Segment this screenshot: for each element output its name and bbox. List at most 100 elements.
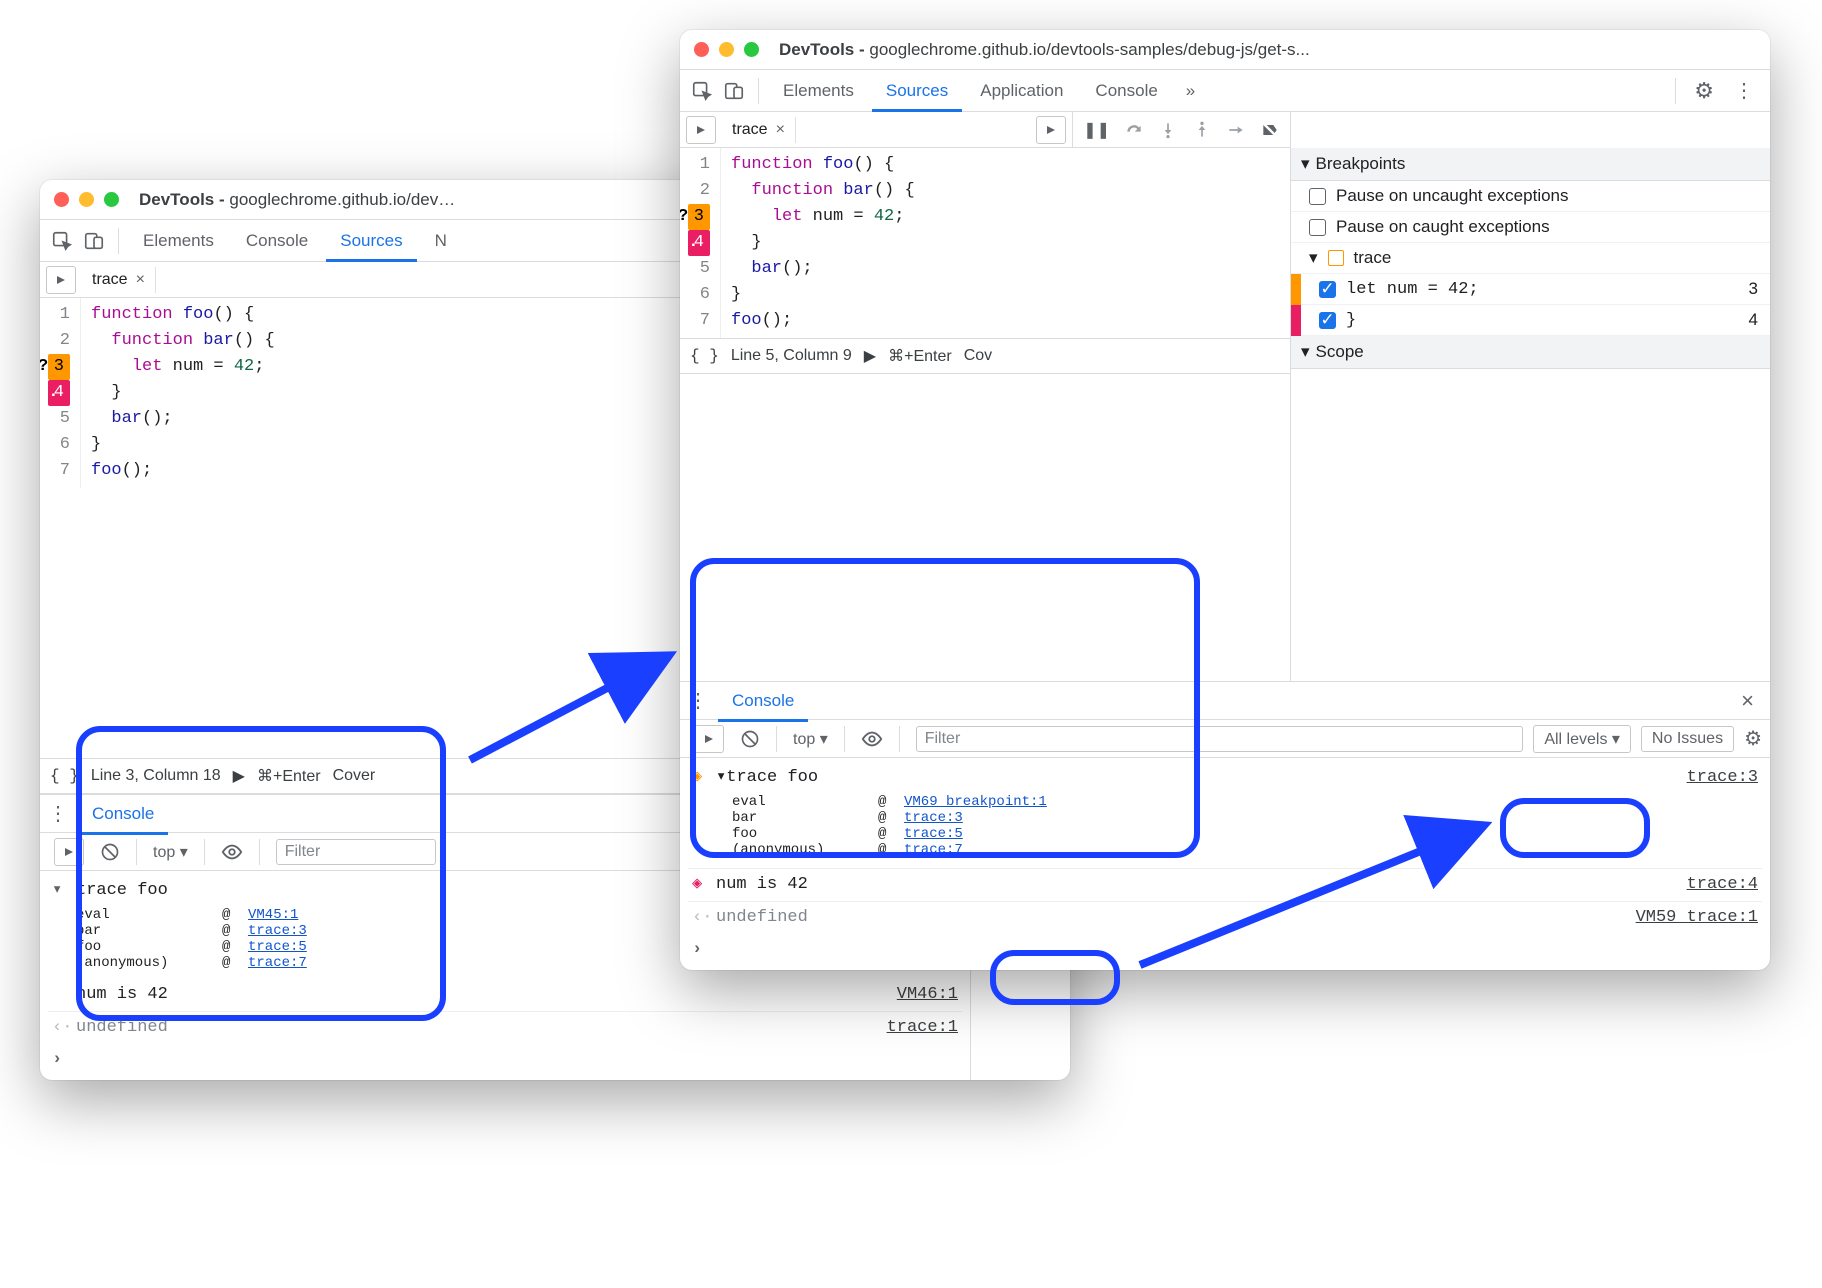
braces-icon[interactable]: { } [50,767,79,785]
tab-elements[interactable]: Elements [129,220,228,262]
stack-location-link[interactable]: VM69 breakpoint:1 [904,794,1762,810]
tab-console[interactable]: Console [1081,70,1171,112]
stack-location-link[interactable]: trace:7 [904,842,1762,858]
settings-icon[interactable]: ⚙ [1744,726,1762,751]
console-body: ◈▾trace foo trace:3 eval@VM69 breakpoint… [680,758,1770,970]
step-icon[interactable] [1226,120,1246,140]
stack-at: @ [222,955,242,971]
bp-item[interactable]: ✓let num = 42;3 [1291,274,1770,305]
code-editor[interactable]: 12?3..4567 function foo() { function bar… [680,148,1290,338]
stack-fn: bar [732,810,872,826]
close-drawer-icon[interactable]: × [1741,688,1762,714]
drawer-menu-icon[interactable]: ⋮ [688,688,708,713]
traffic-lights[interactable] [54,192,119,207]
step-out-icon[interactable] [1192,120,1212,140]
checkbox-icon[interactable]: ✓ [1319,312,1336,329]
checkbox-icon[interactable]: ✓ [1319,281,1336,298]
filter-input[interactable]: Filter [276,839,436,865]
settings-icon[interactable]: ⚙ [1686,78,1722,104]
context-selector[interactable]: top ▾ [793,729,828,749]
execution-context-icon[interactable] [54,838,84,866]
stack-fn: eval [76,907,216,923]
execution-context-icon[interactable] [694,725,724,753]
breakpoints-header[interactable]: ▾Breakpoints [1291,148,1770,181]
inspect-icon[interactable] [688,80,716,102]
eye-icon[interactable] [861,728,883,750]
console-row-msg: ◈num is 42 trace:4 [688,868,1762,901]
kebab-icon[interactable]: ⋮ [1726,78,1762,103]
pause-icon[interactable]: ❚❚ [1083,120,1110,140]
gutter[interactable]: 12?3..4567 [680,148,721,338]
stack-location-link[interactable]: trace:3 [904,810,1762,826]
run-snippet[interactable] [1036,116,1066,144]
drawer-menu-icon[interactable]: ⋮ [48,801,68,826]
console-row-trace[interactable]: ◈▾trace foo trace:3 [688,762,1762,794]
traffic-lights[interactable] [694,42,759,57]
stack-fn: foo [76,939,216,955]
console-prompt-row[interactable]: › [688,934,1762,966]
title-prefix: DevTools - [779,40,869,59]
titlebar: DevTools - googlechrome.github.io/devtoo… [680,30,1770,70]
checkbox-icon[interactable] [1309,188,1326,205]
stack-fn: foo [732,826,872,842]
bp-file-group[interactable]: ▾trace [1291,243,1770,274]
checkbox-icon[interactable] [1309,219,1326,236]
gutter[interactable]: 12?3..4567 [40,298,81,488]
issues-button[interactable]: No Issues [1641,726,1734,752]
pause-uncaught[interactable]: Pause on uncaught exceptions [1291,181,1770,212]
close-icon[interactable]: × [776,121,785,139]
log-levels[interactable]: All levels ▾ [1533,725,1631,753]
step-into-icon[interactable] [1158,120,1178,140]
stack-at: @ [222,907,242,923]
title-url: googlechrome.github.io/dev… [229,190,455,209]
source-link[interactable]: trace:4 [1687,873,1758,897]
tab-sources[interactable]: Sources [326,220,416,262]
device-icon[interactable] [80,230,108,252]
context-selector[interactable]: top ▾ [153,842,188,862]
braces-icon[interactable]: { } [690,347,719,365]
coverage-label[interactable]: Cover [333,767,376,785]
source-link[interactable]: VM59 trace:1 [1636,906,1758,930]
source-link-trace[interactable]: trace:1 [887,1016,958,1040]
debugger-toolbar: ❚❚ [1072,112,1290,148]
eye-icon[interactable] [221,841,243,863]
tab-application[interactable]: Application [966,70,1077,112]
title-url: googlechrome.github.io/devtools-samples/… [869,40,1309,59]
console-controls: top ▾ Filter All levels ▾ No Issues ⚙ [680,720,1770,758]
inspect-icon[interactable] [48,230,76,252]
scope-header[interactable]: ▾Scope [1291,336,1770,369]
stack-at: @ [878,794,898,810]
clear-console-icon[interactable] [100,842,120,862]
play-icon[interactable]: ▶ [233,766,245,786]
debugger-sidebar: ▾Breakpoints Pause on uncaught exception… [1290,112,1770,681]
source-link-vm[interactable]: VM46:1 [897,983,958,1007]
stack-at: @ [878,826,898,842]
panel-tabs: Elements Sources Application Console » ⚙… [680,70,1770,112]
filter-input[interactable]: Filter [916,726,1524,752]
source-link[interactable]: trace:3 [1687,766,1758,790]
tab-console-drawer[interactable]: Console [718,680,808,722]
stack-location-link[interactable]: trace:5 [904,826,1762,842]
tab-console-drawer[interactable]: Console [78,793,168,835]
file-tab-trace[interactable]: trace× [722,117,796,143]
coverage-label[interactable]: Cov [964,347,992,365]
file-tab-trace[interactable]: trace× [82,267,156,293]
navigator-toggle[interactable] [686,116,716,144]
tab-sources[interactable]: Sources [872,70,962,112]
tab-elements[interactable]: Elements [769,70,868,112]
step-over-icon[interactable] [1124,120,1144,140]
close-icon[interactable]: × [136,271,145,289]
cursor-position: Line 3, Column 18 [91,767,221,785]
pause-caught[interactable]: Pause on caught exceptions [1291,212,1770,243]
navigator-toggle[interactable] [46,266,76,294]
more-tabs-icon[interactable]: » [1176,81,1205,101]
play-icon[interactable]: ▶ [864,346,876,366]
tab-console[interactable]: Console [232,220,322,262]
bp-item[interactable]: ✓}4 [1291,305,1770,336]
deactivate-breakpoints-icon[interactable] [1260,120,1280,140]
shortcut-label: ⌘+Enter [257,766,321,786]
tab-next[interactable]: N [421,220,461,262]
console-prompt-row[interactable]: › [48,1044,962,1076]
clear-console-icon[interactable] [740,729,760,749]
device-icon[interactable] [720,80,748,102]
=======
### AIM
How many lines of the data above contain the string "Filter"? Case counts. Reply with only the number.

### ANSWER TO THE PROBLEM
3